----- Provided records
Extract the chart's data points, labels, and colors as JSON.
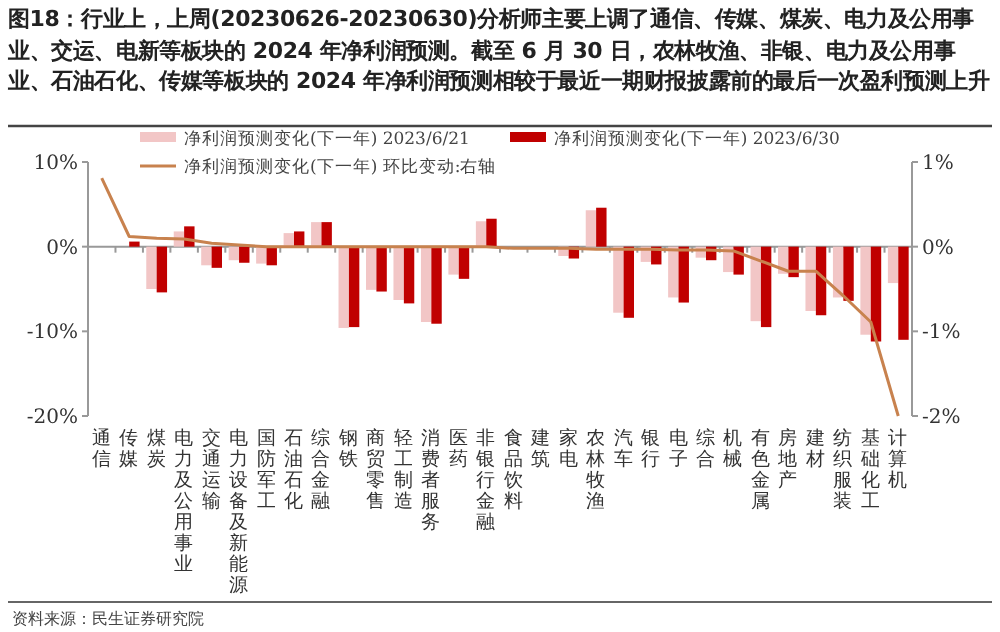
{
  "chart_data": {
    "type": "bar",
    "title": "图18：行业上，上周(20230626-20230630)分析师主要上调了通信、传媒、煤炭、电力及公用事业、交运、电新等板块的 2024 年净利润预测。截至 6 月 30 日，农林牧渔、非银、电力及公用事业、石油石化、传媒等板块的 2024 年净利润预测相较于最近一期财报披露前的最后一次盈利预测上升",
    "categories": [
      "通信",
      "传媒",
      "煤炭",
      "电力及公用事业",
      "交通运输",
      "电力设备及新能源",
      "国防军工",
      "石油石化",
      "综合金融",
      "钢铁",
      "商贸零售",
      "轻工制造",
      "消费者服务",
      "医药",
      "非银行金融",
      "食品饮料",
      "建筑",
      "家电",
      "农林牧渔",
      "汽车",
      "银行",
      "电子",
      "综合",
      "机械",
      "有色金属",
      "房地产",
      "建材",
      "纺织服装",
      "基础化工",
      "计算机"
    ],
    "series": [
      {
        "name": "净利润预测变化(下一年) 2023/6/21",
        "color": "#f2c6c6",
        "values": [
          0,
          null,
          -5.0,
          1.8,
          -2.2,
          -1.6,
          -2.0,
          1.6,
          2.9,
          -9.6,
          -5.1,
          -6.3,
          -8.9,
          -3.3,
          3.0,
          0,
          null,
          -1.1,
          4.3,
          -7.8,
          -1.8,
          -6.0,
          -1.3,
          -3.0,
          -8.8,
          -3.2,
          -7.6,
          -6.0,
          -10.4,
          -4.3
        ]
      },
      {
        "name": "净利润预测变化(下一年) 2023/6/30",
        "color": "#c00000",
        "values": [
          0,
          0.6,
          -5.4,
          2.4,
          -2.5,
          -1.9,
          -2.2,
          1.8,
          2.9,
          -9.5,
          -5.3,
          -6.7,
          -9.1,
          -3.8,
          3.3,
          null,
          null,
          -1.4,
          4.6,
          -8.4,
          -2.1,
          -6.6,
          -1.6,
          -3.3,
          -9.5,
          -3.6,
          -8.1,
          -6.4,
          -11.2,
          -11.0
        ]
      },
      {
        "name": "净利润预测变化(下一年) 环比变动:右轴",
        "type": "line",
        "axis": "y2",
        "color": "#c8824e",
        "values": [
          0.81,
          0.12,
          0.1,
          0.09,
          0.04,
          0.02,
          0,
          0,
          0,
          0,
          0,
          0,
          0,
          0,
          0,
          -0.02,
          -0.02,
          -0.02,
          -0.03,
          -0.03,
          -0.03,
          -0.04,
          -0.04,
          -0.05,
          -0.17,
          -0.29,
          -0.29,
          -0.58,
          -0.89,
          -2.0
        ]
      }
    ],
    "ylim": [
      -20,
      10
    ],
    "yticks": [
      {
        "value": 10,
        "label": "10%"
      },
      {
        "value": 0,
        "label": "0%"
      },
      {
        "value": -10,
        "label": "-10%"
      },
      {
        "value": -20,
        "label": "-20%"
      }
    ],
    "y2lim": [
      -2,
      1
    ],
    "y2ticks": [
      {
        "value": 1,
        "label": "1%"
      },
      {
        "value": 0,
        "label": "0%"
      },
      {
        "value": -1,
        "label": "-1%"
      },
      {
        "value": -2,
        "label": "-2%"
      }
    ],
    "legend": "top",
    "annotations": [
      "资料来源：民生证券研究院"
    ]
  }
}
----------
**Set task**
Where a line holds the string "电力及公用事业", copy that line.

**Answer below**
    "title": "图18：行业上，上周(20230626-20230630)分析师主要上调了通信、传媒、煤炭、电力及公用事业、交运、电新等板块的 2024 年净利润预测。截至 6 月 30 日，农林牧渔、非银、电力及公用事业、石油石化、传媒等板块的 2024 年净利润预测相较于最近一期财报披露前的最后一次盈利预测上升",
      "电力及公用事业",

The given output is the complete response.